▶ _Objectifs_
1. Mets sous forme de liste JSON de chaînes, une chaîne par ligne et sans les lignes vides, les lignes du listing allant de sa toute première ligne jusqu'à la ligne qui contient "grain bbox=[573, 494, 590, 500]", celle-ci comprise.
2. Rédige la suite de l'entretien avec Patrizia Ciofi à partir de sa dernière phrase.

▶ _Extrait du texte_
Elle incarne merveilleusement les héroïnes de Mozart, Rossini, Bellini ou Donizetti. Applaudie dans Maria Stuarda en 2008, elle revient à l’Opéra royal de Wallonie dans le rôle de Luisa Miller, oeuvre de Verdi.
Patrizia Ciofi fait partie de la cour des grands. On l’invite à Paris, Milan, New York, Vienne et Londres. L’Italienne a des yeux gris-bleu magnifiques, la voix enchanteresse et dorée d’une authentique belcantiste et cette sensibilité à vif qui met le feu aux planches et les larmes aux yeux. Curieuse et exigeante, se lançant sans cesse des défis et plaçant la barre très haut, elle est l’exemple d’une carrière comme il s’en faisait avant, quand on prenait son temps.
Le Vif/L’Express : Luisa Miller est une prise de rôle. Comment entre-t-on dans un personnage ?
Patrizia Ciofi : Il y a quelques années, le grand metteur en scène d’opéra Christof Loy m’a dit que je devais interpréter Luisa. J’étais dans mon monde du bel canto, je n’ai pas vraiment la voix verdienne, mais la découverte de nouveaux horizons me stimule et je suis ravie de cette invitation à l’Opéra de Liège. J’ai trouvé le livret un peu faible. C’est un opéra de transition, un drame bourgeois, une triste histoire d’amour entre la fille d’un vieux soldat et le fils d’un comte. Je dois trouver le côté dramatique à ce personnage simple. Je le » goûte « , je le cherche, je me laisse envahir par l’histoire pour me sentir plus verdienne. Cela dit, c’est un opéra d’une grande beauté musicale.

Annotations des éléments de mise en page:
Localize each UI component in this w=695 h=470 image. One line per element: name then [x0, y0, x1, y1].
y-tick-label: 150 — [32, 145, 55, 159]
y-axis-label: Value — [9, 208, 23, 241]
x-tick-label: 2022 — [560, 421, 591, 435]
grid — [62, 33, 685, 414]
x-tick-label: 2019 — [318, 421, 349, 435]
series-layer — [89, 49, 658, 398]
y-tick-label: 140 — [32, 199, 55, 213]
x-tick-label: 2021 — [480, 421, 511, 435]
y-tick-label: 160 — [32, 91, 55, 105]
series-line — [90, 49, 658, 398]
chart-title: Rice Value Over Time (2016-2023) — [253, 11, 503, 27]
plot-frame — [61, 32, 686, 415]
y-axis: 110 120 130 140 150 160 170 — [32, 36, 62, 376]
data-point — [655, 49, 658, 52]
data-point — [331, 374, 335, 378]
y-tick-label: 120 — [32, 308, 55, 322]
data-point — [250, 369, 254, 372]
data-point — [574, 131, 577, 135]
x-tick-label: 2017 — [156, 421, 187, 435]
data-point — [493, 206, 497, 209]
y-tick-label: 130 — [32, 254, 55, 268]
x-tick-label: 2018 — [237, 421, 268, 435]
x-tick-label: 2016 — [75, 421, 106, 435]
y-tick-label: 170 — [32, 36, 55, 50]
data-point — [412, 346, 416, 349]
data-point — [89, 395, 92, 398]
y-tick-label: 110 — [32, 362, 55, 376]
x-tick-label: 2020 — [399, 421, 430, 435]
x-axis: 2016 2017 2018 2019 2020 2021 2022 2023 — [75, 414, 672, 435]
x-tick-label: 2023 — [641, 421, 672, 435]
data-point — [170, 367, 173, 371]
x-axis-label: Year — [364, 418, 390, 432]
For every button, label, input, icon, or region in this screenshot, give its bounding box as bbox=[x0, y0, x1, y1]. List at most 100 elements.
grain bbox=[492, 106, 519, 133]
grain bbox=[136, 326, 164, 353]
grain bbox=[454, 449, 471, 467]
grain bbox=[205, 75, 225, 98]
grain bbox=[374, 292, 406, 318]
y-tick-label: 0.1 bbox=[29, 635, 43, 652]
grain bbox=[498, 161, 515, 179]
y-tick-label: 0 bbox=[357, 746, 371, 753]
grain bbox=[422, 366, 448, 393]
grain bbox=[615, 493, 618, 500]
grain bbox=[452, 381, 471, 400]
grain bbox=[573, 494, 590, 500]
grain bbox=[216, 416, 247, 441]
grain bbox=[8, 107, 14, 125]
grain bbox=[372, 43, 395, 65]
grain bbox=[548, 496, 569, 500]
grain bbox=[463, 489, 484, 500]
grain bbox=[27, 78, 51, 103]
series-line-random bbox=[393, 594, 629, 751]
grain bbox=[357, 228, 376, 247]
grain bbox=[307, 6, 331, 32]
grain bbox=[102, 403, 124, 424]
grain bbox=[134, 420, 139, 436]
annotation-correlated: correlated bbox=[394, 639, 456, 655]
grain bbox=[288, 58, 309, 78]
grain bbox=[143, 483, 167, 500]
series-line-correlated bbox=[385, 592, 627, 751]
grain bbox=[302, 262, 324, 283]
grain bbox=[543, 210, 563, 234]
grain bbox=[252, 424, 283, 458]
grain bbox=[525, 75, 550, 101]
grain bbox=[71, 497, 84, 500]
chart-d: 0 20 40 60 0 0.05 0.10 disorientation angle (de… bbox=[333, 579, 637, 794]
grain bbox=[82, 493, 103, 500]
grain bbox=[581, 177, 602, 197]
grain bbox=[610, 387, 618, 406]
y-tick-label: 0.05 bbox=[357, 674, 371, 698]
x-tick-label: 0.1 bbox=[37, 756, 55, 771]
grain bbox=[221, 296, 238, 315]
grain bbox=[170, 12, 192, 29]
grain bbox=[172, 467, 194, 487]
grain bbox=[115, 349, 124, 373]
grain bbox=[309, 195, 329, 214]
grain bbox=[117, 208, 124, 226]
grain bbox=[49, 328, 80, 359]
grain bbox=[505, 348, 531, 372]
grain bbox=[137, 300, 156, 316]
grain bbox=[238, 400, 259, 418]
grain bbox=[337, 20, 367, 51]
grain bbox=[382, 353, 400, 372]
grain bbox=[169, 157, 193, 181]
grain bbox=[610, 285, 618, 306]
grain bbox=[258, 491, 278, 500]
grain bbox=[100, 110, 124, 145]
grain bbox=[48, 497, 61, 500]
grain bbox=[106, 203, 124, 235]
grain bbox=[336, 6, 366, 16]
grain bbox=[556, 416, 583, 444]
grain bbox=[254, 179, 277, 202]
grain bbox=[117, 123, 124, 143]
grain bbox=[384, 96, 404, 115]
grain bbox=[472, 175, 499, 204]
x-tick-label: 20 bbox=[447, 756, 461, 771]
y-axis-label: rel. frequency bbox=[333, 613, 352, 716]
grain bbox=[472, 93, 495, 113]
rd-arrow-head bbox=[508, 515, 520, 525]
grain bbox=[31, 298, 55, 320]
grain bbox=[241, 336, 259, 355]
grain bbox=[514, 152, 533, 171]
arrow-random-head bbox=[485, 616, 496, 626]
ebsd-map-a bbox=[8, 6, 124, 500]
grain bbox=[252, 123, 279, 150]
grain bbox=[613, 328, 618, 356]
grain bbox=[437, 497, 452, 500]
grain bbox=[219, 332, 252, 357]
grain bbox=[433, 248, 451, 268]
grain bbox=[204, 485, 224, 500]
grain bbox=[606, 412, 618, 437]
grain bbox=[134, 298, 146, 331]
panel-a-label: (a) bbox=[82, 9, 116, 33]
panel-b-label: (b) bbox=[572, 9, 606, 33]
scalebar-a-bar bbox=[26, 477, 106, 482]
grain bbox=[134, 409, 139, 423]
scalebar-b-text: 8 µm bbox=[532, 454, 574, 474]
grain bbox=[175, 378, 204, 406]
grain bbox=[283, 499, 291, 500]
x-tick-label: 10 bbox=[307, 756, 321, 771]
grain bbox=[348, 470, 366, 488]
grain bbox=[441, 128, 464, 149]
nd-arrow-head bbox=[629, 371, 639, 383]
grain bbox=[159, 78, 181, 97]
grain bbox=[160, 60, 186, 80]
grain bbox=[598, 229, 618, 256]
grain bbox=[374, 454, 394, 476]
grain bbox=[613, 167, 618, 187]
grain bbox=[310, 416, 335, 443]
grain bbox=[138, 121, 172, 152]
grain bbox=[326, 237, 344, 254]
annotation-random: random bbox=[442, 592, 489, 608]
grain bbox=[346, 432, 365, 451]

▶ _Réponses_
1.
[
  "Localize each UI component in this w=695 h=470 image. One line per element: name then [x0, y0, x1, y1].",
  "y-tick-label: 150 — [32, 145, 55, 159]",
  "y-axis-label: Value — [9, 208, 23, 241]",
  "x-tick-label: 2022 — [560, 421, 591, 435]",
  "grid — [62, 33, 685, 414]",
  "x-tick-label: 2019 — [318, 421, 349, 435]",
  "series-layer — [89, 49, 658, 398]",
  "y-tick-label: 140 — [32, 199, 55, 213]",
  "x-tick-label: 2021 — [480, 421, 511, 435]",
  "y-tick-label: 160 — [32, 91, 55, 105]",
  "series-line — [90, 49, 658, 398]",
  "chart-title: Rice Value Over Time (2016-2023) — [253, 11, 503, 27]",
  "plot-frame — [61, 32, 686, 415]",
  "y-axis: 110 120 130 140 150 160 170 — [32, 36, 62, 376]",
  "data-point — [655, 49, 658, 52]",
  "data-point — [331, 374, 335, 378]",
  "y-tick-label: 120 — [32, 308, 55, 322]",
  "data-point — [250, 369, 254, 372]",
  "data-point — [574, 131, 577, 135]",
  "x-tick-label: 2017 — [156, 421, 187, 435]",
  "data-point — [493, 206, 497, 209]",
  "y-tick-label: 130 — [32, 254, 55, 268]",
  "x-tick-label: 2018 — [237, 421, 268, 435]",
  "x-tick-label: 2016 — [75, 421, 106, 435]",
  "y-tick-label: 170 — [32, 36, 55, 50]",
  "data-point — [412, 346, 416, 349]",
  "data-point — [89, 395, 92, 398]",
  "y-tick-label: 110 — [32, 362, 55, 376]",
  "x-tick-label: 2020 — [399, 421, 430, 435]",
  "x-axis: 2016 2017 2018 2019 2020 2021 2022 2023 — [75, 414, 672, 435]",
  "x-tick-label: 2023 — [641, 421, 672, 435]",
  "data-point — [170, 367, 173, 371]",
  "x-axis-label: Year — [364, 418, 390, 432]",
  "For every button, label, input, icon, or region in this screenshot, give its bounding box as bbox=[x0, y0, x1, y1]. List at most 100 elements.",
  "grain bbox=[492, 106, 519, 133]",
  "grain bbox=[136, 326, 164, 353]",
  "grain bbox=[454, 449, 471, 467]",
  "grain bbox=[205, 75, 225, 98]",
  "grain bbox=[374, 292, 406, 318]",
  "y-tick-label: 0.1 bbox=[29, 635, 43, 652]",
  "grain bbox=[498, 161, 515, 179]",
  "y-tick-label: 0 bbox=[357, 746, 371, 753]",
  "grain bbox=[422, 366, 448, 393]",
  "grain bbox=[615, 493, 618, 500]",
  "grain bbox=[452, 381, 471, 400]",
  "grain bbox=[573, 494, 590, 500]"
]

2.
La Traviata est votre rôle fétiche. Vous n’avez pas encore épuisé le personnage ?
Je chante La Traviata depuis vingt et un ans. Epuiser Violetta, ce n’est pas possible ! C’est un personnage tellement riche, grand et humain. La Traviata ce n’est pas que du chant, il faut se laisser aller avec elle, il faut vivre et mourir avec elle. J’ai grandi avec Violetta, je change avec elle. La femme et la chanteuse que je suis devenue, c’est grâce à elle. Elle m’a aidée à me comprendre et à comprendre la vie. Je ne peux pas m’en libérer. Le jour où je m’ennuierai avec La Traviata, je dirai » basta » !
Etes-vous attirée par l’opéra contemporain ?
Il y a une vingtaine d’années, j’ai chanté un peu de musique contemporaine. Mais j’ai du mal. J’attends peut-être que la curiosité et le goût pour cette musique émergent. C’est un travail très important et je ne sais pas si j’aurai le temps et l’énergie pour cela. J’ai beaucoup de facilités pour apprendre, mais cela devient moins facile qu’avant.
A l’instar de quelques divas, songez-vous à taquiner jazz, rock ou variétés ?
J’aime le jazz et la pop. Si un jour je ne pouvais plus chanter… Quand la voix change avec l’âge, la variété avec un micro est moins fatigante que l’opéra. L’opéra, c’est du sport ! Il faut maintenir la voix et le corps en pleine forme et en bonne santé. Je pense plutôt au théâtre. Je voudrais être une actrice qui chante ou, si vous préférez, une chanteuse qui joue…
A part l’opéra, quelles sont vos passions ?
J’aime vivre (éclat de rire). J’aime la vie, les gens, le cinéma, le théâtre, la cuisine, la littérature, les vacances en Italie. Je n’ai pas d’enfants, mais je m’occupe beaucoup de ma nièce.
Que trouve-t-on en ce moment sur votre table de chevet ?
Quand je travaille, ce sont les partitions. En ce moment, Luisa Miller et Idoménée que je chanterai à Lille en 2015. Sinon, j’aime les romans. J’aime entrer dans la vie des hommes et des femmes. L’humain m’intéresse beaucoup.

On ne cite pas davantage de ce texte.